Saved entries:
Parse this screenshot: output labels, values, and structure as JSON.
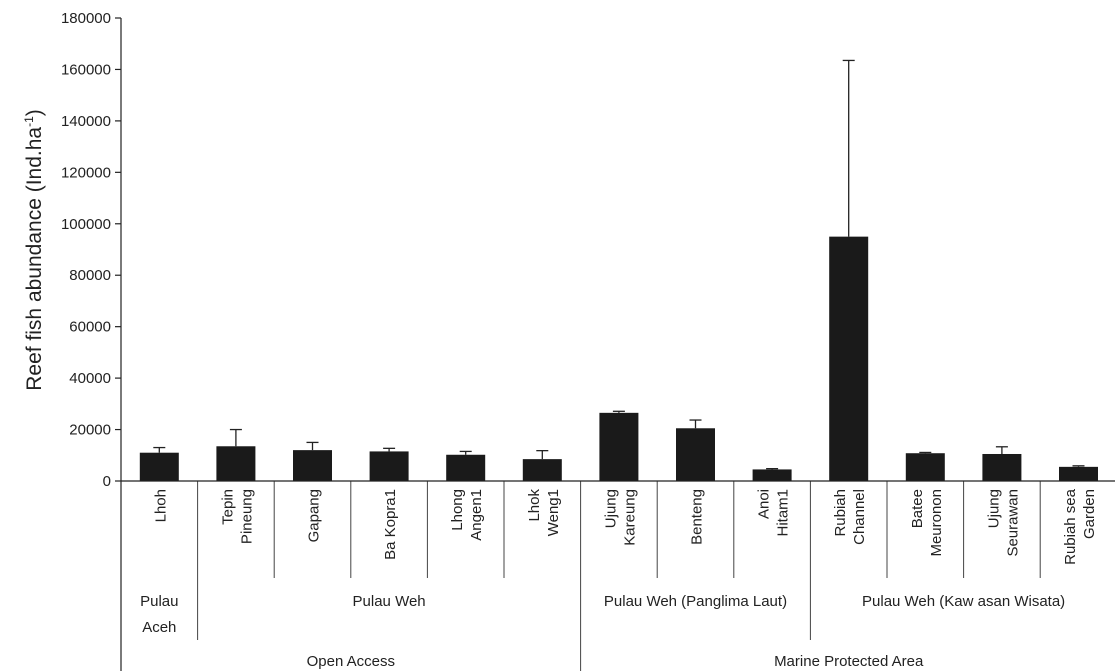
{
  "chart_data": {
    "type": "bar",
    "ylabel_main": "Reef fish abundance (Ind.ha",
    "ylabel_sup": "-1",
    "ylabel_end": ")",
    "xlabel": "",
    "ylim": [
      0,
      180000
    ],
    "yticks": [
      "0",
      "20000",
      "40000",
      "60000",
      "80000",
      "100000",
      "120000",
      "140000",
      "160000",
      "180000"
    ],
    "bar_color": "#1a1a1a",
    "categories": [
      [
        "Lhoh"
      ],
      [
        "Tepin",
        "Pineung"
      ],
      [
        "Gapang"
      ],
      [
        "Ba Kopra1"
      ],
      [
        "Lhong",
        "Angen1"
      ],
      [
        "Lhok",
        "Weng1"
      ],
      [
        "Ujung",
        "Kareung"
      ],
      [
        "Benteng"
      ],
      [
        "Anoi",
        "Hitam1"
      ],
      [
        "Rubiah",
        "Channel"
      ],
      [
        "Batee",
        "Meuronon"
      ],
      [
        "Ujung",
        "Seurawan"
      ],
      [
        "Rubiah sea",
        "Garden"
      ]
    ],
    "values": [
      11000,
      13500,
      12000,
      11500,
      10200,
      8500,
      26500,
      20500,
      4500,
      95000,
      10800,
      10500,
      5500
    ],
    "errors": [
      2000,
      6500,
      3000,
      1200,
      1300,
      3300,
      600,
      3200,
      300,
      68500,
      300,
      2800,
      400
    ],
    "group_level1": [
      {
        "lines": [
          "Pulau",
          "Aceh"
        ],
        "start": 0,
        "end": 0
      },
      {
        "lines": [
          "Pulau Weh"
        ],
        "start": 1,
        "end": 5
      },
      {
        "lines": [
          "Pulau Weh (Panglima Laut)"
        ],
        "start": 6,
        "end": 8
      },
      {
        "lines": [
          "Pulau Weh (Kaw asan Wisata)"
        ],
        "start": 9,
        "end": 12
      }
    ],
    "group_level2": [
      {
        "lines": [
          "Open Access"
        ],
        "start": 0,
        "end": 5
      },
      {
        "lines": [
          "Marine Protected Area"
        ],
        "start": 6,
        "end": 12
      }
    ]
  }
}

__DESCRIPTION OF THE TASK__.
The records shown above are to be repeated exactly, with the pictures left out.

__RESULT__.
Parse this screenshot: output labels, values, and structure as JSON.
{
  "chart_data": {
    "type": "bar",
    "ylabel_main": "Reef fish abundance (Ind.ha",
    "ylabel_sup": "-1",
    "ylabel_end": ")",
    "xlabel": "",
    "ylim": [
      0,
      180000
    ],
    "yticks": [
      "0",
      "20000",
      "40000",
      "60000",
      "80000",
      "100000",
      "120000",
      "140000",
      "160000",
      "180000"
    ],
    "bar_color": "#1a1a1a",
    "categories": [
      [
        "Lhoh"
      ],
      [
        "Tepin",
        "Pineung"
      ],
      [
        "Gapang"
      ],
      [
        "Ba Kopra1"
      ],
      [
        "Lhong",
        "Angen1"
      ],
      [
        "Lhok",
        "Weng1"
      ],
      [
        "Ujung",
        "Kareung"
      ],
      [
        "Benteng"
      ],
      [
        "Anoi",
        "Hitam1"
      ],
      [
        "Rubiah",
        "Channel"
      ],
      [
        "Batee",
        "Meuronon"
      ],
      [
        "Ujung",
        "Seurawan"
      ],
      [
        "Rubiah sea",
        "Garden"
      ]
    ],
    "values": [
      11000,
      13500,
      12000,
      11500,
      10200,
      8500,
      26500,
      20500,
      4500,
      95000,
      10800,
      10500,
      5500
    ],
    "errors": [
      2000,
      6500,
      3000,
      1200,
      1300,
      3300,
      600,
      3200,
      300,
      68500,
      300,
      2800,
      400
    ],
    "group_level1": [
      {
        "lines": [
          "Pulau",
          "Aceh"
        ],
        "start": 0,
        "end": 0
      },
      {
        "lines": [
          "Pulau Weh"
        ],
        "start": 1,
        "end": 5
      },
      {
        "lines": [
          "Pulau Weh (Panglima Laut)"
        ],
        "start": 6,
        "end": 8
      },
      {
        "lines": [
          "Pulau Weh (Kaw asan Wisata)"
        ],
        "start": 9,
        "end": 12
      }
    ],
    "group_level2": [
      {
        "lines": [
          "Open Access"
        ],
        "start": 0,
        "end": 5
      },
      {
        "lines": [
          "Marine Protected Area"
        ],
        "start": 6,
        "end": 12
      }
    ]
  }
}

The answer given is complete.